**THE TASK:**
List each line in which the string "Tacking" appears.

○ ○ ○

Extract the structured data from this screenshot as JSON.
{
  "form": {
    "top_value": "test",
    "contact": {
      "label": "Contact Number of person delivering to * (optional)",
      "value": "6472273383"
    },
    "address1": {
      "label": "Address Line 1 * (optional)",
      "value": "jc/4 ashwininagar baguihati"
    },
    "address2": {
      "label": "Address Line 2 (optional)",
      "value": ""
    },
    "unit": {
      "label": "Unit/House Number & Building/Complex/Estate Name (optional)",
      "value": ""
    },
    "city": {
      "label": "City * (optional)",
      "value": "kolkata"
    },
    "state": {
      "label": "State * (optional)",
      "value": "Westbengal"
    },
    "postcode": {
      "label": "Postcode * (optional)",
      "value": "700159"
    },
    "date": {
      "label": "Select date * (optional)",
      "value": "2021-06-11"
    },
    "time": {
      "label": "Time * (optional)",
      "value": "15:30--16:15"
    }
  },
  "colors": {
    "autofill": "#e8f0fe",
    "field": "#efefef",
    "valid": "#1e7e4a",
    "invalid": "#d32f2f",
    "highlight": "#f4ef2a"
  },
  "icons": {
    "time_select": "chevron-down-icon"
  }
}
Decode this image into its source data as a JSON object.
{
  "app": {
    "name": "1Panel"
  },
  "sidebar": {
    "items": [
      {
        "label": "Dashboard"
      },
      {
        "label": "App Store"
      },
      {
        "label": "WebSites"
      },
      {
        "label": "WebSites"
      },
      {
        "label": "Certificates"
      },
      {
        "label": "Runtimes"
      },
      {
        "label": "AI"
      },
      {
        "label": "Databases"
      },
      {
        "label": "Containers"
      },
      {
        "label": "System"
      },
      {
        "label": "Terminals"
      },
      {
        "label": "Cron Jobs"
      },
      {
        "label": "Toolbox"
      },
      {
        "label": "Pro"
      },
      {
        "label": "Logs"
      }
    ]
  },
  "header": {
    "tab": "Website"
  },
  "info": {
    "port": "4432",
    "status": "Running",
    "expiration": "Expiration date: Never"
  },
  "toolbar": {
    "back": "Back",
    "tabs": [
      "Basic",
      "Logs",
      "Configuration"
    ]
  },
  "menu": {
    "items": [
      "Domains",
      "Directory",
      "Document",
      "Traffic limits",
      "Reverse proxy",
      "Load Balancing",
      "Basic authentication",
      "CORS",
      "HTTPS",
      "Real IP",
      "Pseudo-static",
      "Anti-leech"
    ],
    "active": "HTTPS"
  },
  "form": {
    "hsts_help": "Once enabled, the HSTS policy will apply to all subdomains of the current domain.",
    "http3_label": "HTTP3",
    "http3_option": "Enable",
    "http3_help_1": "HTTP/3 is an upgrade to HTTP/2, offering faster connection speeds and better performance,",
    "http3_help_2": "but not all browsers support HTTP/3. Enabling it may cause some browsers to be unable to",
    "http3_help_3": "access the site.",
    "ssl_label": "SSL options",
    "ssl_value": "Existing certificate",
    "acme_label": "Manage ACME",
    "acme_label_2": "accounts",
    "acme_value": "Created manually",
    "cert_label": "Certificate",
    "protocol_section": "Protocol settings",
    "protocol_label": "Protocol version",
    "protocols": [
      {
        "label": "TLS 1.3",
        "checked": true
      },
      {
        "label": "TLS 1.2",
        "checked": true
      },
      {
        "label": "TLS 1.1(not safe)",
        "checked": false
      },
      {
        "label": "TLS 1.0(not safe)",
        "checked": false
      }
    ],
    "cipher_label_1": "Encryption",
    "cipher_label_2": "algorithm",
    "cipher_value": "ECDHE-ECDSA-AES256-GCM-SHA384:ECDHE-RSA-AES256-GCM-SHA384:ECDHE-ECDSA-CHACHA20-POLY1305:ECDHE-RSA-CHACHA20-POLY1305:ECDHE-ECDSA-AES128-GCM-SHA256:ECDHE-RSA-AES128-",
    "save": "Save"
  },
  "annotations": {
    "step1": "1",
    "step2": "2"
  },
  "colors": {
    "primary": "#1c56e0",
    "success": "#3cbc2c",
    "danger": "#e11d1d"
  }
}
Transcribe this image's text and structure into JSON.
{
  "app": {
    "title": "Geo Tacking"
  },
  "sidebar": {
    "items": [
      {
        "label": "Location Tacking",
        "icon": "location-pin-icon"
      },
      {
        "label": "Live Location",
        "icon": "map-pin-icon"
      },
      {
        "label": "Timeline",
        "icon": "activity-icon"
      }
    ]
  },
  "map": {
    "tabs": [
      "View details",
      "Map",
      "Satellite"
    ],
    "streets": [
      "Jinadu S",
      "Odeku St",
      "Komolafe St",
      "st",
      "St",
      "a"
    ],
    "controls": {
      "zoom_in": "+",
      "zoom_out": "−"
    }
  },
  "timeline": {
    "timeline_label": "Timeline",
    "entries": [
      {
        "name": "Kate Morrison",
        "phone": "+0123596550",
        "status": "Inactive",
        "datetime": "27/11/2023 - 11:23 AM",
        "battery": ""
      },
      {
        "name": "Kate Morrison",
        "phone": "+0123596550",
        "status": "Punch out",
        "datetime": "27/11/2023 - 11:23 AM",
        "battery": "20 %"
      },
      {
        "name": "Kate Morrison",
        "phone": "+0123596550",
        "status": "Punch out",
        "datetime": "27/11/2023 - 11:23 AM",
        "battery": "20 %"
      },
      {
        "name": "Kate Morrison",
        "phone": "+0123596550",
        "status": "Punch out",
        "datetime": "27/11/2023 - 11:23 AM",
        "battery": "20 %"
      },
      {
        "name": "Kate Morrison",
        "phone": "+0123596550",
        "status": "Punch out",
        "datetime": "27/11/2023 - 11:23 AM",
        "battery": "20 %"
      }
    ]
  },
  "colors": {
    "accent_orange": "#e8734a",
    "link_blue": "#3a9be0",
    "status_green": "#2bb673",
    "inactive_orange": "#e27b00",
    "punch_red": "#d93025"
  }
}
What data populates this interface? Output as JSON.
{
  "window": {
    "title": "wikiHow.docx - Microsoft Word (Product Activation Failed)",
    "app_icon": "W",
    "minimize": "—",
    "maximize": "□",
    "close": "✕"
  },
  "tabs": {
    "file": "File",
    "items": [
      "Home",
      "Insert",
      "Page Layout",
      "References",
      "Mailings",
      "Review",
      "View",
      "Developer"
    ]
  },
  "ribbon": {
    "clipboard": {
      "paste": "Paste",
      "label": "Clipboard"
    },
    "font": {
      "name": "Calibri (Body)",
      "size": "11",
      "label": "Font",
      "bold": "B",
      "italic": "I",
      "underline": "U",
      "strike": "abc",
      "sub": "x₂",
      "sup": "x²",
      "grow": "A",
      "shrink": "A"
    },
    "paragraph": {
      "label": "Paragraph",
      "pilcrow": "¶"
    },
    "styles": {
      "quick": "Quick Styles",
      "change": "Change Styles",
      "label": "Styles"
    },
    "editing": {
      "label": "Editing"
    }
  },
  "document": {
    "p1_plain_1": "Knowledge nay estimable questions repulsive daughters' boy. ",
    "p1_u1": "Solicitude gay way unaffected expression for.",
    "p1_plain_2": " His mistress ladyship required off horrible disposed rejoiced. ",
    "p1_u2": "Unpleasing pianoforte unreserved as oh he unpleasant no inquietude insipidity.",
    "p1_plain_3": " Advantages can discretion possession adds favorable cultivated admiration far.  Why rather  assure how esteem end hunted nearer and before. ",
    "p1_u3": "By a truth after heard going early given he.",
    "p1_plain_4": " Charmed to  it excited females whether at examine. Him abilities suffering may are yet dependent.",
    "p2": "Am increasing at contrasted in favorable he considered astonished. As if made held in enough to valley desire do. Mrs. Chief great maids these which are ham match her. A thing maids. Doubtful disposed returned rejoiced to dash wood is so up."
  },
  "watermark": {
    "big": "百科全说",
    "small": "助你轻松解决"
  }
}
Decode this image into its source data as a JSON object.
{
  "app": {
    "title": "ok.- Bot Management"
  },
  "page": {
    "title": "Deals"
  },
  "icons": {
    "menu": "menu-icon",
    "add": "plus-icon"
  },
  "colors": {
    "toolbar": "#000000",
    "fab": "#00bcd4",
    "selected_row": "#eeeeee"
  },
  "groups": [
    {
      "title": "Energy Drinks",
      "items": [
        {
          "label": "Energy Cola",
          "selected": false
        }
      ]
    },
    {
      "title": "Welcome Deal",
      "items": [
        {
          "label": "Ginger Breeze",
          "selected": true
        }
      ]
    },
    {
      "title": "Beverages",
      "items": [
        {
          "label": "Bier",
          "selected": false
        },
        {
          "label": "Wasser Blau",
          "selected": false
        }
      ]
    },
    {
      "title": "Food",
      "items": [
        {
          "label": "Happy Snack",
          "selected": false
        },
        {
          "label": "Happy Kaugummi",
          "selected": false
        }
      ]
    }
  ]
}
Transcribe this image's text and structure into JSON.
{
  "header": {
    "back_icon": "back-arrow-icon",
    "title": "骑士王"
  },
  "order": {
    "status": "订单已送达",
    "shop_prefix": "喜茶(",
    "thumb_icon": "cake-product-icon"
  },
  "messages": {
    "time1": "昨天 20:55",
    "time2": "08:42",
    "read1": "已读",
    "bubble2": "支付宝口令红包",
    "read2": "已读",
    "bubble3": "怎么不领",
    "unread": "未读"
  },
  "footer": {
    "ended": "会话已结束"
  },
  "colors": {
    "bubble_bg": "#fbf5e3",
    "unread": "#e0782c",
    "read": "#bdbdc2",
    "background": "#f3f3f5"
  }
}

○ ○ ○

**SOLUTION TO THE EXERCISE:**
    "title": "Geo Tacking"
        "label": "Location Tacking",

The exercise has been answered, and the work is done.